### [DATA FOR THIS EXERCISE]
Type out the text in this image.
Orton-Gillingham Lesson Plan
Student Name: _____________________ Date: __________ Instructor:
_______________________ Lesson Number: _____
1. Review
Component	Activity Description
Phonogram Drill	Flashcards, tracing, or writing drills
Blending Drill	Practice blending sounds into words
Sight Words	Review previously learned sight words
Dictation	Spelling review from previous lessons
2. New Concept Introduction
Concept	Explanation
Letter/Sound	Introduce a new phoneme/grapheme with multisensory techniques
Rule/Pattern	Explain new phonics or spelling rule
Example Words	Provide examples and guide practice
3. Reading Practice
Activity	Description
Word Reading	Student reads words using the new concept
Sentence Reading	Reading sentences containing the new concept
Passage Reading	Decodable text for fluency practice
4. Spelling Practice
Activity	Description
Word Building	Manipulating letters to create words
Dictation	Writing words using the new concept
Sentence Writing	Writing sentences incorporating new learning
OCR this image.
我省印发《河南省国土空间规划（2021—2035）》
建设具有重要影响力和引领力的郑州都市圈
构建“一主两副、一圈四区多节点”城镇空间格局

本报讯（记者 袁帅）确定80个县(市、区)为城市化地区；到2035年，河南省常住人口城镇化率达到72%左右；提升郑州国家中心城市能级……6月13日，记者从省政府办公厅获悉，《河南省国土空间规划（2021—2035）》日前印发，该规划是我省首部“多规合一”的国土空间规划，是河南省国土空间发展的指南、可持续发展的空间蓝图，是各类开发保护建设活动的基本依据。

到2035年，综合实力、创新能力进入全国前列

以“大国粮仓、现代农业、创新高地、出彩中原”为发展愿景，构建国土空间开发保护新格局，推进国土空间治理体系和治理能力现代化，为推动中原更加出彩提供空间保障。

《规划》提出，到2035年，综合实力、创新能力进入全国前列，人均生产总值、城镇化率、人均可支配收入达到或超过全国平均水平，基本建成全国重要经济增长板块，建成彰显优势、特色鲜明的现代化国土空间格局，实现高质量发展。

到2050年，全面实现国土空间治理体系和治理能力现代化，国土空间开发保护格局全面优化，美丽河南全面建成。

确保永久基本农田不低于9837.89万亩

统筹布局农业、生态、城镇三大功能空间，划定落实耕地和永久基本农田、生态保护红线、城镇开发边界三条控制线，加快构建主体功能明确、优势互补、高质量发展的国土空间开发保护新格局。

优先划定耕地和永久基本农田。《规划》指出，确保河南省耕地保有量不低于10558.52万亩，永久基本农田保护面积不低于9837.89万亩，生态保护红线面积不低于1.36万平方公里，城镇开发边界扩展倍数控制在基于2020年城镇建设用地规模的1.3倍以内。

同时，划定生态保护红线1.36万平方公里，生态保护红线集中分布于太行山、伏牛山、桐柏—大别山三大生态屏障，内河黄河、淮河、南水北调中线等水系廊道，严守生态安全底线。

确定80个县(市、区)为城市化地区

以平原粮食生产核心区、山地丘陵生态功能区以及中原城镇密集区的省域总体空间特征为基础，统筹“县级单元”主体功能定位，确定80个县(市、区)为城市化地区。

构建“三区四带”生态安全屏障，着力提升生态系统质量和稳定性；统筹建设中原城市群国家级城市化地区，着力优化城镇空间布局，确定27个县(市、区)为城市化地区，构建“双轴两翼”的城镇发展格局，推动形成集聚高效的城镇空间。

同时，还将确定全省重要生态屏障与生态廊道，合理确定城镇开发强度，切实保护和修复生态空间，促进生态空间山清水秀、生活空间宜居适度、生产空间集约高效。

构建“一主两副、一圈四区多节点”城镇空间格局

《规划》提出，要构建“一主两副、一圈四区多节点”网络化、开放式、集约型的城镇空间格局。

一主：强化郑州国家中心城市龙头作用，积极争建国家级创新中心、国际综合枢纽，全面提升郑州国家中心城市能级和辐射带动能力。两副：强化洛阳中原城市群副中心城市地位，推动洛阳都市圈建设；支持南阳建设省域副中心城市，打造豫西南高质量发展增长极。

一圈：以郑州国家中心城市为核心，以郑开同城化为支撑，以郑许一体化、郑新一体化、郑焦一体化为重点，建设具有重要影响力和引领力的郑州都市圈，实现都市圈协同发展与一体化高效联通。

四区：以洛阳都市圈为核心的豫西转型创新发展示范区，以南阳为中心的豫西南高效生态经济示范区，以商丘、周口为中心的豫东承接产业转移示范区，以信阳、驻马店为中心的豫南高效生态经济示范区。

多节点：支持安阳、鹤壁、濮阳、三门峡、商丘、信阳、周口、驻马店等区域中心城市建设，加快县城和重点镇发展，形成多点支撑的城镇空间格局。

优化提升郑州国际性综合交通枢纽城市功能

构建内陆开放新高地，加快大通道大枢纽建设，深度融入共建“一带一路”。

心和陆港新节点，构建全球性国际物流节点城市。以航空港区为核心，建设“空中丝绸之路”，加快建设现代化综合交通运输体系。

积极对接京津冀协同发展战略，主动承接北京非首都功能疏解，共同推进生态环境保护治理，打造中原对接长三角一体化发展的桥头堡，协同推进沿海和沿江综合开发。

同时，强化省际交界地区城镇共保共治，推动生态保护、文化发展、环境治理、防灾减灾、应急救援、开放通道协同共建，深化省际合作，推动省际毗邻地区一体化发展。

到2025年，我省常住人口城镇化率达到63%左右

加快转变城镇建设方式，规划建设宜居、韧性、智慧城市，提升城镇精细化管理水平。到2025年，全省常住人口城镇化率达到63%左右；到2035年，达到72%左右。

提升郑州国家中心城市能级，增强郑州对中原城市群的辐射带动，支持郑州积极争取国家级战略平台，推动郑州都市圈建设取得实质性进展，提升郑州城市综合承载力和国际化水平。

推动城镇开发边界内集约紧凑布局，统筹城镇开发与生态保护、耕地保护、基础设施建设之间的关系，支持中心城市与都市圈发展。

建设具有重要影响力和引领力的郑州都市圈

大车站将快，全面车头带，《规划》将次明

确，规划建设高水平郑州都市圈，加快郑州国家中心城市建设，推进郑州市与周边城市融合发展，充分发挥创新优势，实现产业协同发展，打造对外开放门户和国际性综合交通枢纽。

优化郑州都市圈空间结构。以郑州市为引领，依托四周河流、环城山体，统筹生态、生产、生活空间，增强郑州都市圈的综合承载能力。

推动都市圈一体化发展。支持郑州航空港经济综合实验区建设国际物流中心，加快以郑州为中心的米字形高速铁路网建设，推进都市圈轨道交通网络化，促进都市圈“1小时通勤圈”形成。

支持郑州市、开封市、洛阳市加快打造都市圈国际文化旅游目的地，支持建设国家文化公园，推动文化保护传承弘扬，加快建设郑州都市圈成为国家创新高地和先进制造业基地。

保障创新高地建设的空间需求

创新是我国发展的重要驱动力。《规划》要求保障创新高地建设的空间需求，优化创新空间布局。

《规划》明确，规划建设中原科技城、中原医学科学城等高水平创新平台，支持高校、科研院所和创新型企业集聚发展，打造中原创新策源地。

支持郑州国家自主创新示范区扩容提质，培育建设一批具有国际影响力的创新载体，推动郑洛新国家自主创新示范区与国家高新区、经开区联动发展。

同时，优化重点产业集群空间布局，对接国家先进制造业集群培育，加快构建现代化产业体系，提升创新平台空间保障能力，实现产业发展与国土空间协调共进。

### [DESCRIPTION OF THE TASK]
From the entries above, select each line containing the string "Dictation".

### [ANSWER TO THE PROBLEM]
Dictation	Spelling review from previous lessons
Dictation	Writing words using the new concept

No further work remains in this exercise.